:: Problem to work on ::
Extract the full listing verbatim and drop any pictures from your copy.

:: Records for processing ::

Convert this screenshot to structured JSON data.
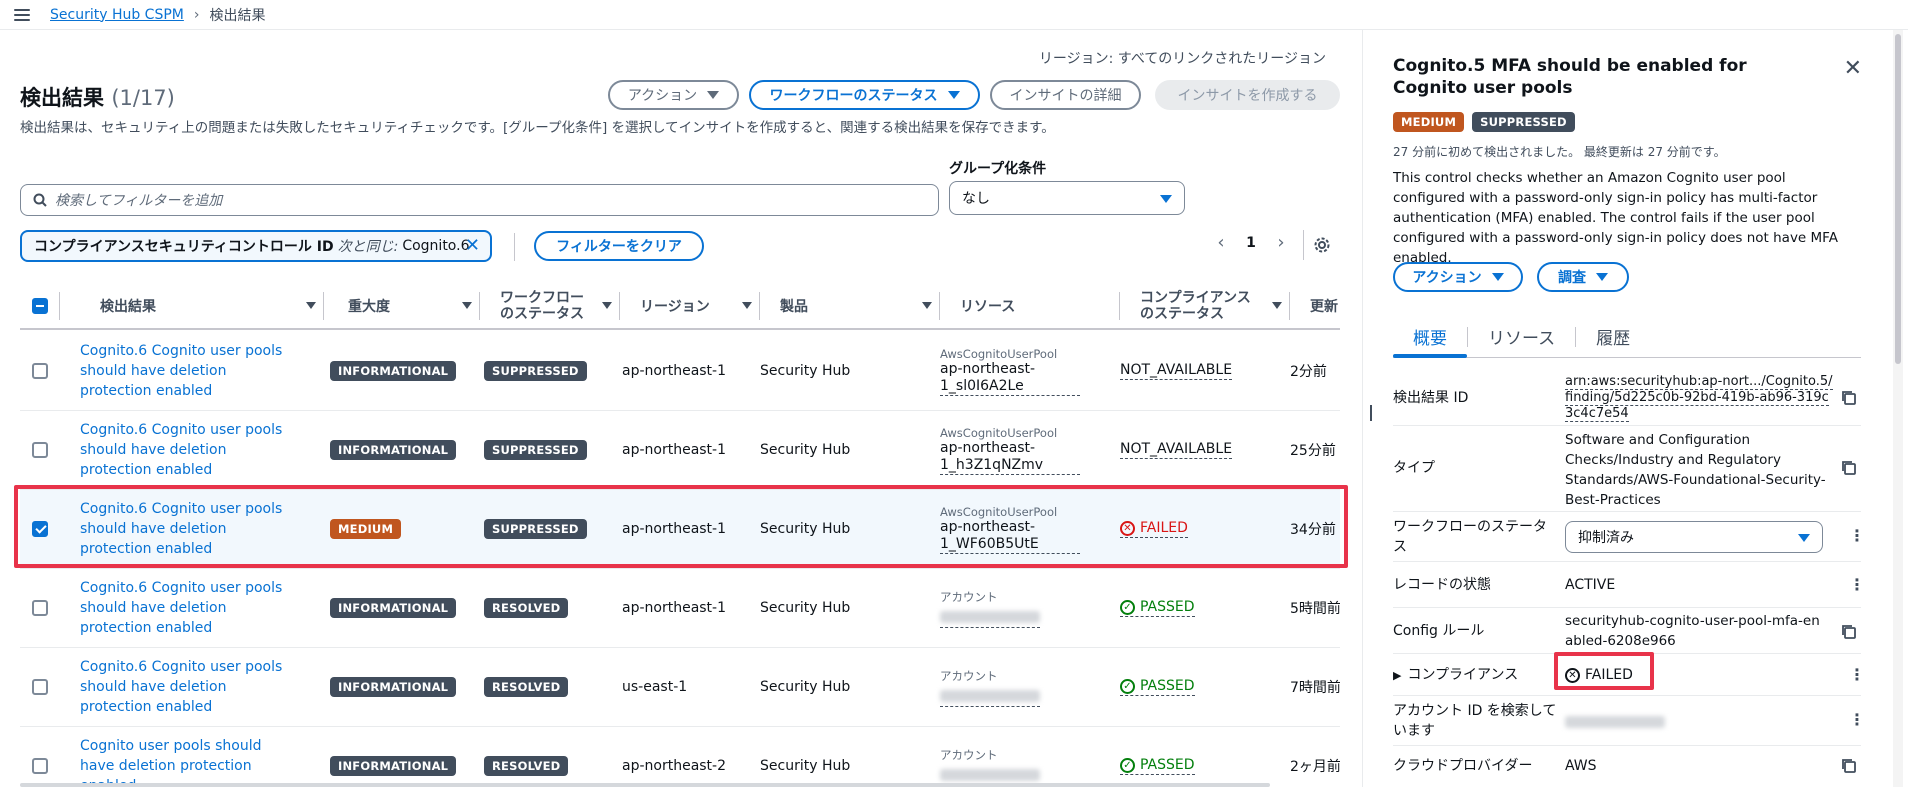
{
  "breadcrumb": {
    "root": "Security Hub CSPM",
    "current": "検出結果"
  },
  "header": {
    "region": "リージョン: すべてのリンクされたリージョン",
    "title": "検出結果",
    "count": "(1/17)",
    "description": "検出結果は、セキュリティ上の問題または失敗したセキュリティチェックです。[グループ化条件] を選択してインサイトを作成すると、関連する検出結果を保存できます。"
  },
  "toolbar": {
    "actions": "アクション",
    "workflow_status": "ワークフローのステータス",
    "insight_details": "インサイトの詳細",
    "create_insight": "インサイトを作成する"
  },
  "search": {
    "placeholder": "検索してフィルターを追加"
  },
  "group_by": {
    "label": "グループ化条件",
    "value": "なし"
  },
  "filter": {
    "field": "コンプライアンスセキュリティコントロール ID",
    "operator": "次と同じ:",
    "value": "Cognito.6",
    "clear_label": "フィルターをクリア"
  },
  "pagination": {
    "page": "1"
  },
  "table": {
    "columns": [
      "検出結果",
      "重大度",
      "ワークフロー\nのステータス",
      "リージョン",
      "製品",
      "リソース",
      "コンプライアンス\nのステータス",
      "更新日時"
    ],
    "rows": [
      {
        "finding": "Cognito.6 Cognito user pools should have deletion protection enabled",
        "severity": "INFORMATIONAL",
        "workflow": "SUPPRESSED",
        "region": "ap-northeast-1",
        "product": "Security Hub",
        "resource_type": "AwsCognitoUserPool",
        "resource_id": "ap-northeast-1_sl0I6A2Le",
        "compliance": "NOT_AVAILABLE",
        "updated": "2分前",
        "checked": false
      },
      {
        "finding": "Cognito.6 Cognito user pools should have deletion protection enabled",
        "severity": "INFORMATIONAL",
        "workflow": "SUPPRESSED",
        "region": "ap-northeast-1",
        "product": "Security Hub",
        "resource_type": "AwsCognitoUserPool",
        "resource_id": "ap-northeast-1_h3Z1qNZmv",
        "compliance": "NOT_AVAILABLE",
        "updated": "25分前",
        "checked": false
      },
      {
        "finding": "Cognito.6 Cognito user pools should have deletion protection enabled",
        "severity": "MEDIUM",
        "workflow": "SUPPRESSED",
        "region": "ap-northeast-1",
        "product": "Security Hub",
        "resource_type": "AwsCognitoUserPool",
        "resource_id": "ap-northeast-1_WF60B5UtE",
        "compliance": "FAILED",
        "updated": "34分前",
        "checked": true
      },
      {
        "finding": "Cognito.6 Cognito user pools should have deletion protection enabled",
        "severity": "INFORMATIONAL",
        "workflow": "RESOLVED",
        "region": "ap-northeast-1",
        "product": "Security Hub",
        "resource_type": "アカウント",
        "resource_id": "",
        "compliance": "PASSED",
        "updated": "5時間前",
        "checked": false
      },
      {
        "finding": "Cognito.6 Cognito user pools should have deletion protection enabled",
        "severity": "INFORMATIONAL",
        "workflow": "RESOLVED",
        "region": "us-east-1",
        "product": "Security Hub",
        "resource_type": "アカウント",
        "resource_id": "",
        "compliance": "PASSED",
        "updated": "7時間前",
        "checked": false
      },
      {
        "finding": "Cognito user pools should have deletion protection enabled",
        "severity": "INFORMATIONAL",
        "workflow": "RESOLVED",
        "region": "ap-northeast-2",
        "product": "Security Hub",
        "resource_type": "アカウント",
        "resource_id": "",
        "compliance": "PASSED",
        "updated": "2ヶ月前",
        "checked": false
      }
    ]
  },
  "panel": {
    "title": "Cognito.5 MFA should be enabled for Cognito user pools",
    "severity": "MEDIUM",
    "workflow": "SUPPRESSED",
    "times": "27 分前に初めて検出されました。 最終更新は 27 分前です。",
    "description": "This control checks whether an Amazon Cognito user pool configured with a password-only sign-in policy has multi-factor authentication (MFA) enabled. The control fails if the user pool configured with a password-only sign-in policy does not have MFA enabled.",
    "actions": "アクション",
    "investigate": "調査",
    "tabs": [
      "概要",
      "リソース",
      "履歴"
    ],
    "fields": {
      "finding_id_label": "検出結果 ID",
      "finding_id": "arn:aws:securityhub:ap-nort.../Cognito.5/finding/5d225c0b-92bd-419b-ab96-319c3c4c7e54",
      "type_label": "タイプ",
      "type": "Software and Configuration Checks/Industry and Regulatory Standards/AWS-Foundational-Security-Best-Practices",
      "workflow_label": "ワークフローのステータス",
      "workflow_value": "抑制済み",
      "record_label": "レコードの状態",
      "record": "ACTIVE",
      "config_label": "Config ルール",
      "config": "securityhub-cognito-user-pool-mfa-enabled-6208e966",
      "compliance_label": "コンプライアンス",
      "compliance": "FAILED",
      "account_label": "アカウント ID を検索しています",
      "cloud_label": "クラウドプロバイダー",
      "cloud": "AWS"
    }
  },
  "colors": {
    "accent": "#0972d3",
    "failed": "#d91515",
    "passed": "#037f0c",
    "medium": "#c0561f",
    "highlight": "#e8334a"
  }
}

:: Output of the task ::
Convert this screenshot to structured JSON data.
{
  "breadcrumb": {
    "root": "Security Hub CSPM",
    "current": "検出結果"
  },
  "header": {
    "region": "リージョン: すべてのリンクされたリージョン",
    "title": "検出結果",
    "count": "(1/17)",
    "description": "検出結果は、セキュリティ上の問題または失敗したセキュリティチェックです。[グループ化条件] を選択してインサイトを作成すると、関連する検出結果を保存できます。"
  },
  "toolbar": {
    "actions": "アクション",
    "workflow_status": "ワークフローのステータス",
    "insight_details": "インサイトの詳細",
    "create_insight": "インサイトを作成する"
  },
  "search": {
    "placeholder": "検索してフィルターを追加"
  },
  "group_by": {
    "label": "グループ化条件",
    "value": "なし"
  },
  "filter": {
    "field": "コンプライアンスセキュリティコントロール ID",
    "operator": "次と同じ:",
    "value": "Cognito.6",
    "clear_label": "フィルターをクリア"
  },
  "pagination": {
    "page": "1"
  },
  "table": {
    "columns": [
      "検出結果",
      "重大度",
      "ワークフロー\nのステータス",
      "リージョン",
      "製品",
      "リソース",
      "コンプライアンス\nのステータス",
      "更新日時"
    ],
    "rows": [
      {
        "finding": "Cognito.6 Cognito user pools should have deletion protection enabled",
        "severity": "INFORMATIONAL",
        "workflow": "SUPPRESSED",
        "region": "ap-northeast-1",
        "product": "Security Hub",
        "resource_type": "AwsCognitoUserPool",
        "resource_id": "ap-northeast-1_sl0I6A2Le",
        "compliance": "NOT_AVAILABLE",
        "updated": "2分前",
        "checked": false
      },
      {
        "finding": "Cognito.6 Cognito user pools should have deletion protection enabled",
        "severity": "INFORMATIONAL",
        "workflow": "SUPPRESSED",
        "region": "ap-northeast-1",
        "product": "Security Hub",
        "resource_type": "AwsCognitoUserPool",
        "resource_id": "ap-northeast-1_h3Z1qNZmv",
        "compliance": "NOT_AVAILABLE",
        "updated": "25分前",
        "checked": false
      },
      {
        "finding": "Cognito.6 Cognito user pools should have deletion protection enabled",
        "severity": "MEDIUM",
        "workflow": "SUPPRESSED",
        "region": "ap-northeast-1",
        "product": "Security Hub",
        "resource_type": "AwsCognitoUserPool",
        "resource_id": "ap-northeast-1_WF60B5UtE",
        "compliance": "FAILED",
        "updated": "34分前",
        "checked": true
      },
      {
        "finding": "Cognito.6 Cognito user pools should have deletion protection enabled",
        "severity": "INFORMATIONAL",
        "workflow": "RESOLVED",
        "region": "ap-northeast-1",
        "product": "Security Hub",
        "resource_type": "アカウント",
        "resource_id": "",
        "compliance": "PASSED",
        "updated": "5時間前",
        "checked": false
      },
      {
        "finding": "Cognito.6 Cognito user pools should have deletion protection enabled",
        "severity": "INFORMATIONAL",
        "workflow": "RESOLVED",
        "region": "us-east-1",
        "product": "Security Hub",
        "resource_type": "アカウント",
        "resource_id": "",
        "compliance": "PASSED",
        "updated": "7時間前",
        "checked": false
      },
      {
        "finding": "Cognito user pools should have deletion protection enabled",
        "severity": "INFORMATIONAL",
        "workflow": "RESOLVED",
        "region": "ap-northeast-2",
        "product": "Security Hub",
        "resource_type": "アカウント",
        "resource_id": "",
        "compliance": "PASSED",
        "updated": "2ヶ月前",
        "checked": false
      }
    ]
  },
  "panel": {
    "title": "Cognito.5 MFA should be enabled for Cognito user pools",
    "severity": "MEDIUM",
    "workflow": "SUPPRESSED",
    "times": "27 分前に初めて検出されました。 最終更新は 27 分前です。",
    "description": "This control checks whether an Amazon Cognito user pool configured with a password-only sign-in policy has multi-factor authentication (MFA) enabled. The control fails if the user pool configured with a password-only sign-in policy does not have MFA enabled.",
    "actions": "アクション",
    "investigate": "調査",
    "tabs": [
      "概要",
      "リソース",
      "履歴"
    ],
    "fields": {
      "finding_id_label": "検出結果 ID",
      "finding_id": "arn:aws:securityhub:ap-nort.../Cognito.5/finding/5d225c0b-92bd-419b-ab96-319c3c4c7e54",
      "type_label": "タイプ",
      "type": "Software and Configuration Checks/Industry and Regulatory Standards/AWS-Foundational-Security-Best-Practices",
      "workflow_label": "ワークフローのステータス",
      "workflow_value": "抑制済み",
      "record_label": "レコードの状態",
      "record": "ACTIVE",
      "config_label": "Config ルール",
      "config": "securityhub-cognito-user-pool-mfa-enabled-6208e966",
      "compliance_label": "コンプライアンス",
      "compliance": "FAILED",
      "account_label": "アカウント ID を検索しています",
      "cloud_label": "クラウドプロバイダー",
      "cloud": "AWS"
    }
  },
  "colors": {
    "accent": "#0972d3",
    "failed": "#d91515",
    "passed": "#037f0c",
    "medium": "#c0561f",
    "highlight": "#e8334a"
  }
}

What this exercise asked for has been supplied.